Dataset entries:
---

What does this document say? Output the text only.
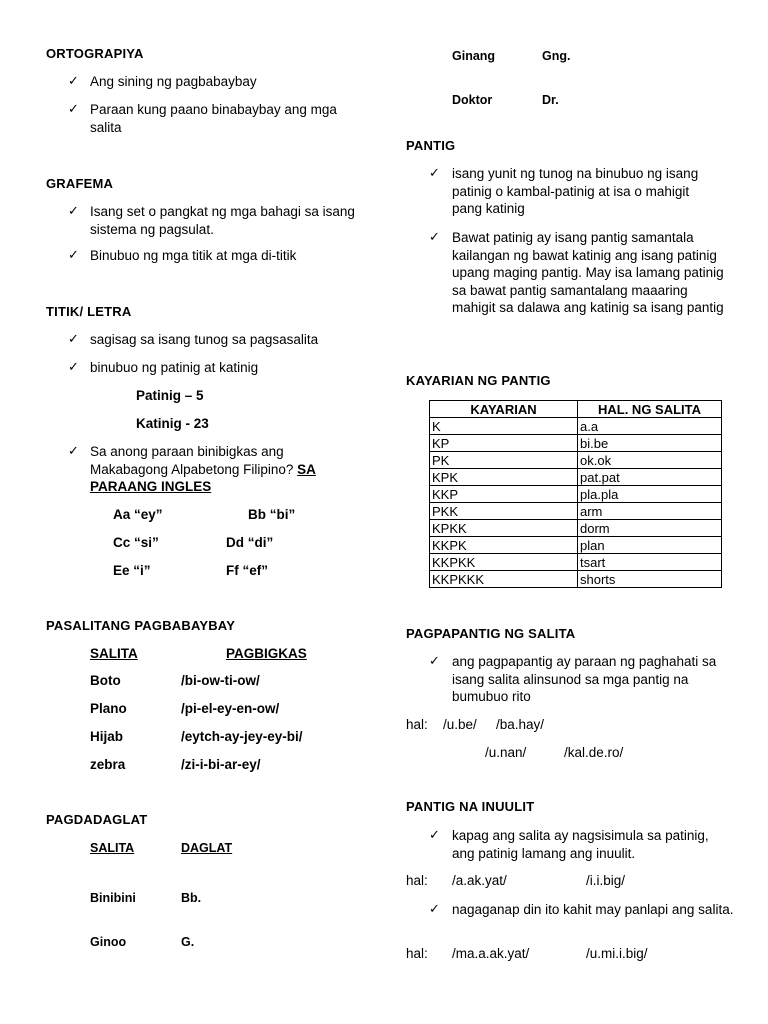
ORTOGRAPIYA
✓ Ang sining ng pagbabaybay
✓ Paraan kung paano binabaybay ang mga salita
GRAFEMA
✓ Isang set o pangkat ng mga bahagi sa isang sistema ng pagsulat.
✓ Binubuo ng mga titik at mga di-titik
TITIK/ LETRA
✓ sagisag sa isang tunog sa pagsasalita
✓ binubuo ng patinig at katinig
Patinig – 5
Katinig - 23
✓ Sa anong paraan binibigkas ang Makabagong Alpabetong Filipino? SA
PARAANG INGLES
Aa “ey”	Bb “bi”
Cc “si”	Dd “di”
Ee “i”	Ff “ef”
PASALITANG PAGBABAYBAY
SALITA	PAGBIGKAS
Boto	/bi-ow-ti-ow/
Plano	/pi-el-ey-en-ow/
Hijab	/eytch-ay-jey-ey-bi/
zebra	/zi-i-bi-ar-ey/
PAGDADAGLAT
SALITA	DAGLAT
Binibini	Bb.
Ginoo	G.
Ginang	Gng.
Doktor	Dr.
PANTIG
✓ isang yunit ng tunog na binubuo ng isang patinig o kambal-patinig at isa o mahigit pang katinig
✓ Bawat patinig ay isang pantig samantala kailangan ng bawat katinig ang isang patinig upang maging pantig. May isa lamang patinig sa bawat pantig samantalang maaaring mahigit sa dalawa ang katinig sa isang pantig
KAYARIAN NG PANTIG
KAYARIAN	HAL. NG SALITA
K	a.a
KP	bi.be
PK	ok.ok
KPK	pat.pat
KKP	pla.pla
PKK	arm
KPKK	dorm
KKPK	plan
KKPKK	tsart
KKPKKK	shorts
PAGPAPANTIG NG SALITA
✓ ang pagpapantig ay paraan ng paghahati sa isang salita alinsunod sa mga pantig na bumubuo rito
hal: /u.be/ /ba.hay/
/u.nan/	/kal.de.ro/
PANTIG NA INUULIT
✓ kapag ang salita ay nagsisimula sa patinig, ang patinig lamang ang inuulit.
hal: /a.ak.yat/	/i.i.big/
✓ nagaganap din ito kahit may panlapi ang salita.
hal: /ma.a.ak.yat/	/u.mi.i.big/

---

What to produce
Quote the full listing above word for word; exclude every picture from the copy.

Task solution
What does this document say? Output the text only.
ORTOGRAPIYA
✓ Ang sining ng pagbabaybay
✓ Paraan kung paano binabaybay ang mga salita
GRAFEMA
✓ Isang set o pangkat ng mga bahagi sa isang sistema ng pagsulat.
✓ Binubuo ng mga titik at mga di-titik
TITIK/ LETRA
✓ sagisag sa isang tunog sa pagsasalita
✓ binubuo ng patinig at katinig
Patinig – 5
Katinig - 23
✓ Sa anong paraan binibigkas ang Makabagong Alpabetong Filipino? SA
PARAANG INGLES
Aa “ey”	Bb “bi”
Cc “si”	Dd “di”
Ee “i”	Ff “ef”
PASALITANG PAGBABAYBAY
SALITA	PAGBIGKAS
Boto	/bi-ow-ti-ow/
Plano	/pi-el-ey-en-ow/
Hijab	/eytch-ay-jey-ey-bi/
zebra	/zi-i-bi-ar-ey/
PAGDADAGLAT
SALITA	DAGLAT
Binibini	Bb.
Ginoo	G.
Ginang	Gng.
Doktor	Dr.
PANTIG
✓ isang yunit ng tunog na binubuo ng isang patinig o kambal-patinig at isa o mahigit pang katinig
✓ Bawat patinig ay isang pantig samantala kailangan ng bawat katinig ang isang patinig upang maging pantig. May isa lamang patinig sa bawat pantig samantalang maaaring mahigit sa dalawa ang katinig sa isang pantig
KAYARIAN NG PANTIG
KAYARIAN	HAL. NG SALITA
K	a.a
KP	bi.be
PK	ok.ok
KPK	pat.pat
KKP	pla.pla
PKK	arm
KPKK	dorm
KKPK	plan
KKPKK	tsart
KKPKKK	shorts
PAGPAPANTIG NG SALITA
✓ ang pagpapantig ay paraan ng paghahati sa isang salita alinsunod sa mga pantig na bumubuo rito
hal: /u.be/ /ba.hay/
/u.nan/	/kal.de.ro/
PANTIG NA INUULIT
✓ kapag ang salita ay nagsisimula sa patinig, ang patinig lamang ang inuulit.
hal: /a.ak.yat/	/i.i.big/
✓ nagaganap din ito kahit may panlapi ang salita.
hal: /ma.a.ak.yat/	/u.mi.i.big/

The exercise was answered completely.